### AIM:
Copy every line of the data below word for word, leaving out the pictures.
--- BEGIN ---
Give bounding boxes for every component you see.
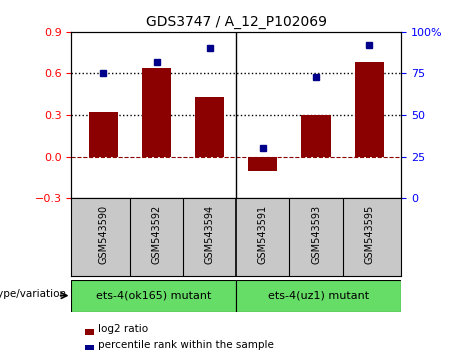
Text: ets-4(uz1) mutant: ets-4(uz1) mutant <box>268 291 369 301</box>
Text: GSM543594: GSM543594 <box>205 205 215 264</box>
Title: GDS3747 / A_12_P102069: GDS3747 / A_12_P102069 <box>146 16 327 29</box>
Text: GSM543591: GSM543591 <box>258 205 268 264</box>
Text: genotype/variation: genotype/variation <box>0 289 67 299</box>
Text: ets-4(ok165) mutant: ets-4(ok165) mutant <box>96 291 212 301</box>
Text: GSM543593: GSM543593 <box>311 205 321 264</box>
Text: GSM543592: GSM543592 <box>152 205 161 264</box>
Bar <box>355 62 384 156</box>
Bar <box>195 97 225 156</box>
Text: GSM543590: GSM543590 <box>98 205 108 264</box>
Text: log2 ratio: log2 ratio <box>98 324 148 334</box>
Bar <box>301 115 331 156</box>
Bar <box>71 280 236 312</box>
Text: percentile rank within the sample: percentile rank within the sample <box>98 340 274 350</box>
Text: GSM543595: GSM543595 <box>364 205 374 264</box>
Bar <box>248 156 278 171</box>
Bar <box>89 112 118 156</box>
Bar <box>236 280 401 312</box>
Bar <box>142 68 171 156</box>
--- END ---
### REPLY:
Give bounding boxes for every component you see.
Text: ets-4(uz1) mutant: ets-4(uz1) mutant <box>268 291 369 301</box>
Text: GSM543594: GSM543594 <box>205 205 215 264</box>
Title: GDS3747 / A_12_P102069: GDS3747 / A_12_P102069 <box>146 16 327 29</box>
Text: GSM543591: GSM543591 <box>258 205 268 264</box>
Text: genotype/variation: genotype/variation <box>0 289 67 299</box>
Text: ets-4(ok165) mutant: ets-4(ok165) mutant <box>96 291 212 301</box>
Text: GSM543593: GSM543593 <box>311 205 321 264</box>
Text: GSM543592: GSM543592 <box>152 205 161 264</box>
Bar <box>355 62 384 156</box>
Bar <box>195 97 225 156</box>
Text: GSM543590: GSM543590 <box>98 205 108 264</box>
Text: log2 ratio: log2 ratio <box>98 324 148 334</box>
Bar <box>301 115 331 156</box>
Bar <box>71 280 236 312</box>
Text: percentile rank within the sample: percentile rank within the sample <box>98 340 274 350</box>
Text: GSM543595: GSM543595 <box>364 205 374 264</box>
Bar <box>248 156 278 171</box>
Bar <box>89 112 118 156</box>
Bar <box>236 280 401 312</box>
Bar <box>142 68 171 156</box>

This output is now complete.